Start of EXTRACTED DATA

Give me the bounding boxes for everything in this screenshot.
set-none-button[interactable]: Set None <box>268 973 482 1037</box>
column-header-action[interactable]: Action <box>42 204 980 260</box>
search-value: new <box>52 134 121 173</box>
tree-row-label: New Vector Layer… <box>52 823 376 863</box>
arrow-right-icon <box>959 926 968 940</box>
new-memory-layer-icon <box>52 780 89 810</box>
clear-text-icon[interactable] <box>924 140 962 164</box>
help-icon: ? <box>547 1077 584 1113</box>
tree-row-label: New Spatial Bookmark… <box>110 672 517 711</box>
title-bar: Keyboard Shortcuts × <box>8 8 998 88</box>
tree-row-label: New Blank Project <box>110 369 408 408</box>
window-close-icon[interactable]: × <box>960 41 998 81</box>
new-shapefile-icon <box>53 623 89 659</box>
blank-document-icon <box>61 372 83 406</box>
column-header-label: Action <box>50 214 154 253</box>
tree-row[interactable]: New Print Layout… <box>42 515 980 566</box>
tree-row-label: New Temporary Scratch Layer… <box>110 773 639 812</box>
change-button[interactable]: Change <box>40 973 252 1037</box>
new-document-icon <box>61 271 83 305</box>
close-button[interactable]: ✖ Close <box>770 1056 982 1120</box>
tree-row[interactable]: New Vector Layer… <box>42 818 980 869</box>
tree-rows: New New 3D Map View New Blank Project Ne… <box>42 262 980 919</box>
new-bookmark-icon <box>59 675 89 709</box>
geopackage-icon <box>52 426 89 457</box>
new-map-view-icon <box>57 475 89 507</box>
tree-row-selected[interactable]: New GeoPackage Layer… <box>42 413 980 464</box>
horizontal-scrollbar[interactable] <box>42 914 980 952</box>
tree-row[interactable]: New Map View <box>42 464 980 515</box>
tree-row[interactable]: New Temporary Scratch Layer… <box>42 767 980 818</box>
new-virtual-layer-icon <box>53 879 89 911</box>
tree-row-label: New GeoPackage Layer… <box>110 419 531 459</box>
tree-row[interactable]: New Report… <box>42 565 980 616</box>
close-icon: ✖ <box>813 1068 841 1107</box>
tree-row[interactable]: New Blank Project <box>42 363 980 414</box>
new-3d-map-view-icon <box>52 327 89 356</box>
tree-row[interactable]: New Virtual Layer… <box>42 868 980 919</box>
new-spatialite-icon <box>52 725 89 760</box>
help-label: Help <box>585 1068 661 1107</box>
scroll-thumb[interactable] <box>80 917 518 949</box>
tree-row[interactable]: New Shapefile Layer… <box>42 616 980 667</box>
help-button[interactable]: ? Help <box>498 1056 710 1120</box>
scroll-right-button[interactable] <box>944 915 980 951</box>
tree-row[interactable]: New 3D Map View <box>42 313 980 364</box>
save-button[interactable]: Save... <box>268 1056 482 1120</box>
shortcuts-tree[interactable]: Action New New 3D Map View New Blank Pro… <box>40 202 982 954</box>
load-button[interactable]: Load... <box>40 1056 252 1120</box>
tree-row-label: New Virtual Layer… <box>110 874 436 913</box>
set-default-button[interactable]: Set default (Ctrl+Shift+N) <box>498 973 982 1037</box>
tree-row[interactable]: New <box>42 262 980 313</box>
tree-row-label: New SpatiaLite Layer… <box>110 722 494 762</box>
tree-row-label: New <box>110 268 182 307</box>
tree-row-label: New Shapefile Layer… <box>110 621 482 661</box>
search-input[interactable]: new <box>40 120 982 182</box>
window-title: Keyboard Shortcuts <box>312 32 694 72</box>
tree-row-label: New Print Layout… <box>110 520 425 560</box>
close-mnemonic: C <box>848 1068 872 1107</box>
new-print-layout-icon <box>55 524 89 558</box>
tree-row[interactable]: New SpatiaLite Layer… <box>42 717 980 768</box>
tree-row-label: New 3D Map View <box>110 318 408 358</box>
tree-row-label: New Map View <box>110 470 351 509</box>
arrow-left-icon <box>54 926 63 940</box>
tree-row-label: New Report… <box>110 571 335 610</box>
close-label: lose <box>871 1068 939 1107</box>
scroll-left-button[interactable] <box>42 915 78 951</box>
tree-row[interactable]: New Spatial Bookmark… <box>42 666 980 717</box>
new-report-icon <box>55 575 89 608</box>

End of EXTRACTED DATA

**TASK DIRECTIONS**
Render every line of the entries above as a numbered list, omitting any blank lines.

**OUTPUT OF THE EXERCISE**
1. Give me the bounding boxes for everything in this screenshot.
2. set-none-button[interactable]: Set None <box>268 973 482 1037</box>
3. column-header-action[interactable]: Action <box>42 204 980 260</box>
4. search-value: new <box>52 134 121 173</box>
5. tree-row-label: New Vector Layer… <box>52 823 376 863</box>
6. arrow-right-icon <box>959 926 968 940</box>
7. new-memory-layer-icon <box>52 780 89 810</box>
8. clear-text-icon[interactable] <box>924 140 962 164</box>
9. help-icon: ? <box>547 1077 584 1113</box>
10. tree-row-label: New Spatial Bookmark… <box>110 672 517 711</box>
11. title-bar: Keyboard Shortcuts × <box>8 8 998 88</box>
12. tree-row-label: New Blank Project <box>110 369 408 408</box>
13. window-close-icon[interactable]: × <box>960 41 998 81</box>
14. new-shapefile-icon <box>53 623 89 659</box>
15. blank-document-icon <box>61 372 83 406</box>
16. column-header-label: Action <box>50 214 154 253</box>
17. tree-row[interactable]: New Print Layout… <box>42 515 980 566</box>
18. tree-row-label: New Temporary Scratch Layer… <box>110 773 639 812</box>
19. change-button[interactable]: Change <box>40 973 252 1037</box>
20. new-document-icon <box>61 271 83 305</box>
21. close-button[interactable]: ✖ Close <box>770 1056 982 1120</box>
22. tree-row[interactable]: New Vector Layer… <box>42 818 980 869</box>
23. tree-rows: New New 3D Map View New Blank Project Ne… <box>42 262 980 919</box>
24. new-bookmark-icon <box>59 675 89 709</box>
25. geopackage-icon <box>52 426 89 457</box>
26. new-map-view-icon <box>57 475 89 507</box>
27. tree-row-selected[interactable]: New GeoPackage Layer… <box>42 413 980 464</box>
28. horizontal-scrollbar[interactable] <box>42 914 980 952</box>
29. tree-row[interactable]: New Map View <box>42 464 980 515</box>
30. tree-row[interactable]: New Temporary Scratch Layer… <box>42 767 980 818</box>
31. new-virtual-layer-icon <box>53 879 89 911</box>
32. tree-row-label: New GeoPackage Layer… <box>110 419 531 459</box>
33. tree-row[interactable]: New Report… <box>42 565 980 616</box>
34. close-icon: ✖ <box>813 1068 841 1107</box>
35. tree-row[interactable]: New Blank Project <box>42 363 980 414</box>
36. new-3d-map-view-icon <box>52 327 89 356</box>
37. tree-row[interactable]: New Virtual Layer… <box>42 868 980 919</box>
38. new-spatialite-icon <box>52 725 89 760</box>
39. help-label: Help <box>585 1068 661 1107</box>
40. scroll-thumb[interactable] <box>80 917 518 949</box>
41. tree-row[interactable]: New Shapefile Layer… <box>42 616 980 667</box>
42. help-button[interactable]: ? Help <box>498 1056 710 1120</box>
43. scroll-right-button[interactable] <box>944 915 980 951</box>
44. tree-row[interactable]: New 3D Map View <box>42 313 980 364</box>
45. save-button[interactable]: Save... <box>268 1056 482 1120</box>
46. shortcuts-tree[interactable]: Action New New 3D Map View New Blank Pro… <box>40 202 982 954</box>
47. load-button[interactable]: Load... <box>40 1056 252 1120</box>
48. tree-row-label: New Virtual Layer… <box>110 874 436 913</box>
49. set-default-button[interactable]: Set default (Ctrl+Shift+N) <box>498 973 982 1037</box>
50. tree-row[interactable]: New <box>42 262 980 313</box>
51. tree-row-label: New SpatiaLite Layer… <box>110 722 494 762</box>
52. tree-row-label: New <box>110 268 182 307</box>
53. tree-row-label: New Shapefile Layer… <box>110 621 482 661</box>
54. search-input[interactable]: new <box>40 120 982 182</box>
55. window-title: Keyboard Shortcuts <box>312 32 694 72</box>
56. tree-row-label: New Print Layout… <box>110 520 425 560</box>
57. close-mnemonic: C <box>848 1068 872 1107</box>
58. new-print-layout-icon <box>55 524 89 558</box>
59. tree-row[interactable]: New SpatiaLite Layer… <box>42 717 980 768</box>
60. tree-row-label: New 3D Map View <box>110 318 408 358</box>
61. tree-row-label: New Map View <box>110 470 351 509</box>
62. arrow-left-icon <box>54 926 63 940</box>
63. tree-row-label: New Report… <box>110 571 335 610</box>
64. close-label: lose <box>871 1068 939 1107</box>
65. scroll-left-button[interactable] <box>42 915 78 951</box>
66. tree-row[interactable]: New Spatial Bookmark… <box>42 666 980 717</box>
67. new-report-icon <box>55 575 89 608</box>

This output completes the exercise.